Exercise goal: Restate the full set of records exactly, word for word.

>>>>

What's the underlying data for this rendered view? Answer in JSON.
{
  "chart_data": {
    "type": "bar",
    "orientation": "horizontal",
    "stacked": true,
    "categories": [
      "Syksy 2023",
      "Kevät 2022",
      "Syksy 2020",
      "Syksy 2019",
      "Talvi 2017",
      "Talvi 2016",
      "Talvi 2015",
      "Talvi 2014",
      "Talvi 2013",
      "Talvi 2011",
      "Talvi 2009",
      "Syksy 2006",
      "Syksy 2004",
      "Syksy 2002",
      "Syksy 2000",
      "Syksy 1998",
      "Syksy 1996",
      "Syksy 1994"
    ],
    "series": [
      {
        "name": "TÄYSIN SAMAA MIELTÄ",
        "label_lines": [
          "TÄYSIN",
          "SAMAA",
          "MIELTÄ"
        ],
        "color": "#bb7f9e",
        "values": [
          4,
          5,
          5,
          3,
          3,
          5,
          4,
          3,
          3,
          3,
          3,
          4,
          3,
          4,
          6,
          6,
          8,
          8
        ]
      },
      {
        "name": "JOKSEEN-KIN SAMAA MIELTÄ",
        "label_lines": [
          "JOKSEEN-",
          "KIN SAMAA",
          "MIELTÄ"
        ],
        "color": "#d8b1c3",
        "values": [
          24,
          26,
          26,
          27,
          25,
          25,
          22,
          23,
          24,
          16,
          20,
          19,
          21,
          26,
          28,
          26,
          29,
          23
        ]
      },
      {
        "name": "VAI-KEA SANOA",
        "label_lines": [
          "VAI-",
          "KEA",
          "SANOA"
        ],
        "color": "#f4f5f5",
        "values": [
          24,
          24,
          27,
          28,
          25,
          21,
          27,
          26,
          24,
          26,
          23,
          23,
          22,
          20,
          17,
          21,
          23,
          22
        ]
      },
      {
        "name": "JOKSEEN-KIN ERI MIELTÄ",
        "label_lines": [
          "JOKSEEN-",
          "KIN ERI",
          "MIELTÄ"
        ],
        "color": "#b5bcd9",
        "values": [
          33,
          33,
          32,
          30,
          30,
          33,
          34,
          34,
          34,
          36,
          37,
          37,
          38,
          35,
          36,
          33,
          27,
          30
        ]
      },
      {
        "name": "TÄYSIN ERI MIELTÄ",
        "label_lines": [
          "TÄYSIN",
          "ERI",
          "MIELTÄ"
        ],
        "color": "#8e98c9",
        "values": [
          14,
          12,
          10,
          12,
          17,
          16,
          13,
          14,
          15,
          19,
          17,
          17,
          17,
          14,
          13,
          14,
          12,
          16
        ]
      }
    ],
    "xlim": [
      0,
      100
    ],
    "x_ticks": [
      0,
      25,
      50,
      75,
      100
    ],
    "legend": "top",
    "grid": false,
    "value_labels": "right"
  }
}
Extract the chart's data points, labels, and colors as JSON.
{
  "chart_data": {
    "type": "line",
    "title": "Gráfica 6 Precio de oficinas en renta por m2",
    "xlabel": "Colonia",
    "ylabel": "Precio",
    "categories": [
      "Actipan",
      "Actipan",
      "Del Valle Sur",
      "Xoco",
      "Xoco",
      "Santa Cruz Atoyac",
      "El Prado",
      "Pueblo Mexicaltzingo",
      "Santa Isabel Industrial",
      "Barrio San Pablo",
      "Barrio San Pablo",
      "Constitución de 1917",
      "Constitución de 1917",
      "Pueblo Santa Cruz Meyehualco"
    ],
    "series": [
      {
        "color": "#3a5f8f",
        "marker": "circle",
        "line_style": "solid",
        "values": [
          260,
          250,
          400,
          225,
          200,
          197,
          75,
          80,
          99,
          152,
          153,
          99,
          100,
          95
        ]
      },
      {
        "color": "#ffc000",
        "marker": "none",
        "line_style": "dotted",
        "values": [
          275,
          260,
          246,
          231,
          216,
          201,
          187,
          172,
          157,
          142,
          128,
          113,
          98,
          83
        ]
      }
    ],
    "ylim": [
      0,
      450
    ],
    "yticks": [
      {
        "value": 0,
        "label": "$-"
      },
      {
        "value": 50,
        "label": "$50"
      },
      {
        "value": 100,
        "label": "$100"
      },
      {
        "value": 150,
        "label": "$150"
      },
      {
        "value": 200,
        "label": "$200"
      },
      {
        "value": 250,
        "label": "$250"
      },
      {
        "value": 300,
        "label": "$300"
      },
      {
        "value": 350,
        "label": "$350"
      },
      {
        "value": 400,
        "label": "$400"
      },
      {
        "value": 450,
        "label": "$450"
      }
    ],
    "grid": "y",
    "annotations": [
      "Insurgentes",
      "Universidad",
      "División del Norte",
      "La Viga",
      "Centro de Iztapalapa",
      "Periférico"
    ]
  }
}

<<<<

Problem solution:
What's the underlying data for this rendered view? Answer in JSON.
{
  "chart_data": {
    "type": "bar",
    "orientation": "horizontal",
    "stacked": true,
    "categories": [
      "Syksy 2023",
      "Kevät 2022",
      "Syksy 2020",
      "Syksy 2019",
      "Talvi 2017",
      "Talvi 2016",
      "Talvi 2015",
      "Talvi 2014",
      "Talvi 2013",
      "Talvi 2011",
      "Talvi 2009",
      "Syksy 2006",
      "Syksy 2004",
      "Syksy 2002",
      "Syksy 2000",
      "Syksy 1998",
      "Syksy 1996",
      "Syksy 1994"
    ],
    "series": [
      {
        "name": "TÄYSIN SAMAA MIELTÄ",
        "label_lines": [
          "TÄYSIN",
          "SAMAA",
          "MIELTÄ"
        ],
        "color": "#bb7f9e",
        "values": [
          4,
          5,
          5,
          3,
          3,
          5,
          4,
          3,
          3,
          3,
          3,
          4,
          3,
          4,
          6,
          6,
          8,
          8
        ]
      },
      {
        "name": "JOKSEEN-KIN SAMAA MIELTÄ",
        "label_lines": [
          "JOKSEEN-",
          "KIN SAMAA",
          "MIELTÄ"
        ],
        "color": "#d8b1c3",
        "values": [
          24,
          26,
          26,
          27,
          25,
          25,
          22,
          23,
          24,
          16,
          20,
          19,
          21,
          26,
          28,
          26,
          29,
          23
        ]
      },
      {
        "name": "VAI-KEA SANOA",
        "label_lines": [
          "VAI-",
          "KEA",
          "SANOA"
        ],
        "color": "#f4f5f5",
        "values": [
          24,
          24,
          27,
          28,
          25,
          21,
          27,
          26,
          24,
          26,
          23,
          23,
          22,
          20,
          17,
          21,
          23,
          22
        ]
      },
      {
        "name": "JOKSEEN-KIN ERI MIELTÄ",
        "label_lines": [
          "JOKSEEN-",
          "KIN ERI",
          "MIELTÄ"
        ],
        "color": "#b5bcd9",
        "values": [
          33,
          33,
          32,
          30,
          30,
          33,
          34,
          34,
          34,
          36,
          37,
          37,
          38,
          35,
          36,
          33,
          27,
          30
        ]
      },
      {
        "name": "TÄYSIN ERI MIELTÄ",
        "label_lines": [
          "TÄYSIN",
          "ERI",
          "MIELTÄ"
        ],
        "color": "#8e98c9",
        "values": [
          14,
          12,
          10,
          12,
          17,
          16,
          13,
          14,
          15,
          19,
          17,
          17,
          17,
          14,
          13,
          14,
          12,
          16
        ]
      }
    ],
    "xlim": [
      0,
      100
    ],
    "x_ticks": [
      0,
      25,
      50,
      75,
      100
    ],
    "legend": "top",
    "grid": false,
    "value_labels": "right"
  }
}
Extract the chart's data points, labels, and colors as JSON.
{
  "chart_data": {
    "type": "line",
    "title": "Gráfica 6 Precio de oficinas en renta por m2",
    "xlabel": "Colonia",
    "ylabel": "Precio",
    "categories": [
      "Actipan",
      "Actipan",
      "Del Valle Sur",
      "Xoco",
      "Xoco",
      "Santa Cruz Atoyac",
      "El Prado",
      "Pueblo Mexicaltzingo",
      "Santa Isabel Industrial",
      "Barrio San Pablo",
      "Barrio San Pablo",
      "Constitución de 1917",
      "Constitución de 1917",
      "Pueblo Santa Cruz Meyehualco"
    ],
    "series": [
      {
        "color": "#3a5f8f",
        "marker": "circle",
        "line_style": "solid",
        "values": [
          260,
          250,
          400,
          225,
          200,
          197,
          75,
          80,
          99,
          152,
          153,
          99,
          100,
          95
        ]
      },
      {
        "color": "#ffc000",
        "marker": "none",
        "line_style": "dotted",
        "values": [
          275,
          260,
          246,
          231,
          216,
          201,
          187,
          172,
          157,
          142,
          128,
          113,
          98,
          83
        ]
      }
    ],
    "ylim": [
      0,
      450
    ],
    "yticks": [
      {
        "value": 0,
        "label": "$-"
      },
      {
        "value": 50,
        "label": "$50"
      },
      {
        "value": 100,
        "label": "$100"
      },
      {
        "value": 150,
        "label": "$150"
      },
      {
        "value": 200,
        "label": "$200"
      },
      {
        "value": 250,
        "label": "$250"
      },
      {
        "value": 300,
        "label": "$300"
      },
      {
        "value": 350,
        "label": "$350"
      },
      {
        "value": 400,
        "label": "$400"
      },
      {
        "value": 450,
        "label": "$450"
      }
    ],
    "grid": "y",
    "annotations": [
      "Insurgentes",
      "Universidad",
      "División del Norte",
      "La Viga",
      "Centro de Iztapalapa",
      "Periférico"
    ]
  }
}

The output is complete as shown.